Lines of data:
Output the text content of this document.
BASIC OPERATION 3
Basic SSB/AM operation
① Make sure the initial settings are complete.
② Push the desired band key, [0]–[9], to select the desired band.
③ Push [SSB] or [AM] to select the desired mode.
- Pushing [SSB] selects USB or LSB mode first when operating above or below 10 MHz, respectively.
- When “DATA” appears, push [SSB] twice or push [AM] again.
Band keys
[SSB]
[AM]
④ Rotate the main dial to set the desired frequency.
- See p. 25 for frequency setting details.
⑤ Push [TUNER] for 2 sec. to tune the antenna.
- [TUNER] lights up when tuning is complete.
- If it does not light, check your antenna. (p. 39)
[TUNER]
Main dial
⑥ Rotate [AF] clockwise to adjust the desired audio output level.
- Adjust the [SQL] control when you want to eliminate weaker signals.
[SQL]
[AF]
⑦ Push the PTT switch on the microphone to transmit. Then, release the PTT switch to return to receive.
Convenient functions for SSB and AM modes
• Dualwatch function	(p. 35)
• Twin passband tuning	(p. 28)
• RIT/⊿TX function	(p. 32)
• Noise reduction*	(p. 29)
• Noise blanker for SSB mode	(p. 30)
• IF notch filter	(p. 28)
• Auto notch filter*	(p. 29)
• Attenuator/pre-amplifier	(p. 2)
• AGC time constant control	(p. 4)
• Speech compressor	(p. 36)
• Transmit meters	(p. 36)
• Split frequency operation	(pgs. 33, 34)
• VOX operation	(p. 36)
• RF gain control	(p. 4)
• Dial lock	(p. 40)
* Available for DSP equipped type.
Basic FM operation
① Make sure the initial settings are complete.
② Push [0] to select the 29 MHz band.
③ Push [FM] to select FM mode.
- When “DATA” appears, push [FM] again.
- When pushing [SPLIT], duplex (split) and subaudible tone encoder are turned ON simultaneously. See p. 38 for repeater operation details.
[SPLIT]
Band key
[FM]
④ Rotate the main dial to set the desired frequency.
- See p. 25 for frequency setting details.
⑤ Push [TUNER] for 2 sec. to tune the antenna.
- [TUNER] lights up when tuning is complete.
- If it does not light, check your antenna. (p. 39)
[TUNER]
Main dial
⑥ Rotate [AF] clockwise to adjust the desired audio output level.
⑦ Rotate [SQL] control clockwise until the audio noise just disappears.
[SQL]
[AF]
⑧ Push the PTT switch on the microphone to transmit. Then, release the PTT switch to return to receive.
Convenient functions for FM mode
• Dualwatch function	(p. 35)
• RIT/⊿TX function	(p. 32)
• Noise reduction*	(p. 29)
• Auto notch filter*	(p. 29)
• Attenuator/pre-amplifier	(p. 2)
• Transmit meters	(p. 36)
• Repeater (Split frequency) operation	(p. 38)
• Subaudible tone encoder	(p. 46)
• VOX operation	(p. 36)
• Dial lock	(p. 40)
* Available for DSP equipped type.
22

What you have to do: From the records above, extract each line exactly as shown.

Output for this task:
Output the text content of this document.
BASIC OPERATION 3
Basic SSB/AM operation
① Make sure the initial settings are complete.
② Push the desired band key, [0]–[9], to select the desired band.
③ Push [SSB] or [AM] to select the desired mode.
- Pushing [SSB] selects USB or LSB mode first when operating above or below 10 MHz, respectively.
- When “DATA” appears, push [SSB] twice or push [AM] again.
Band keys
[SSB]
[AM]
④ Rotate the main dial to set the desired frequency.
- See p. 25 for frequency setting details.
⑤ Push [TUNER] for 2 sec. to tune the antenna.
- [TUNER] lights up when tuning is complete.
- If it does not light, check your antenna. (p. 39)
[TUNER]
Main dial
⑥ Rotate [AF] clockwise to adjust the desired audio output level.
- Adjust the [SQL] control when you want to eliminate weaker signals.
[SQL]
[AF]
⑦ Push the PTT switch on the microphone to transmit. Then, release the PTT switch to return to receive.
Convenient functions for SSB and AM modes
• Dualwatch function	(p. 35)
• Twin passband tuning	(p. 28)
• RIT/⊿TX function	(p. 32)
• Noise reduction*	(p. 29)
• Noise blanker for SSB mode	(p. 30)
• IF notch filter	(p. 28)
• Auto notch filter*	(p. 29)
• Attenuator/pre-amplifier	(p. 2)
• AGC time constant control	(p. 4)
• Speech compressor	(p. 36)
• Transmit meters	(p. 36)
• Split frequency operation	(pgs. 33, 34)
• VOX operation	(p. 36)
• RF gain control	(p. 4)
• Dial lock	(p. 40)
* Available for DSP equipped type.
Basic FM operation
① Make sure the initial settings are complete.
② Push [0] to select the 29 MHz band.
③ Push [FM] to select FM mode.
- When “DATA” appears, push [FM] again.
- When pushing [SPLIT], duplex (split) and subaudible tone encoder are turned ON simultaneously. See p. 38 for repeater operation details.
[SPLIT]
Band key
[FM]
④ Rotate the main dial to set the desired frequency.
- See p. 25 for frequency setting details.
⑤ Push [TUNER] for 2 sec. to tune the antenna.
- [TUNER] lights up when tuning is complete.
- If it does not light, check your antenna. (p. 39)
[TUNER]
Main dial
⑥ Rotate [AF] clockwise to adjust the desired audio output level.
⑦ Rotate [SQL] control clockwise until the audio noise just disappears.
[SQL]
[AF]
⑧ Push the PTT switch on the microphone to transmit. Then, release the PTT switch to return to receive.
Convenient functions for FM mode
• Dualwatch function	(p. 35)
• RIT/⊿TX function	(p. 32)
• Noise reduction*	(p. 29)
• Auto notch filter*	(p. 29)
• Attenuator/pre-amplifier	(p. 2)
• Transmit meters	(p. 36)
• Repeater (Split frequency) operation	(p. 38)
• Subaudible tone encoder	(p. 46)
• VOX operation	(p. 36)
• Dial lock	(p. 40)
* Available for DSP equipped type.
22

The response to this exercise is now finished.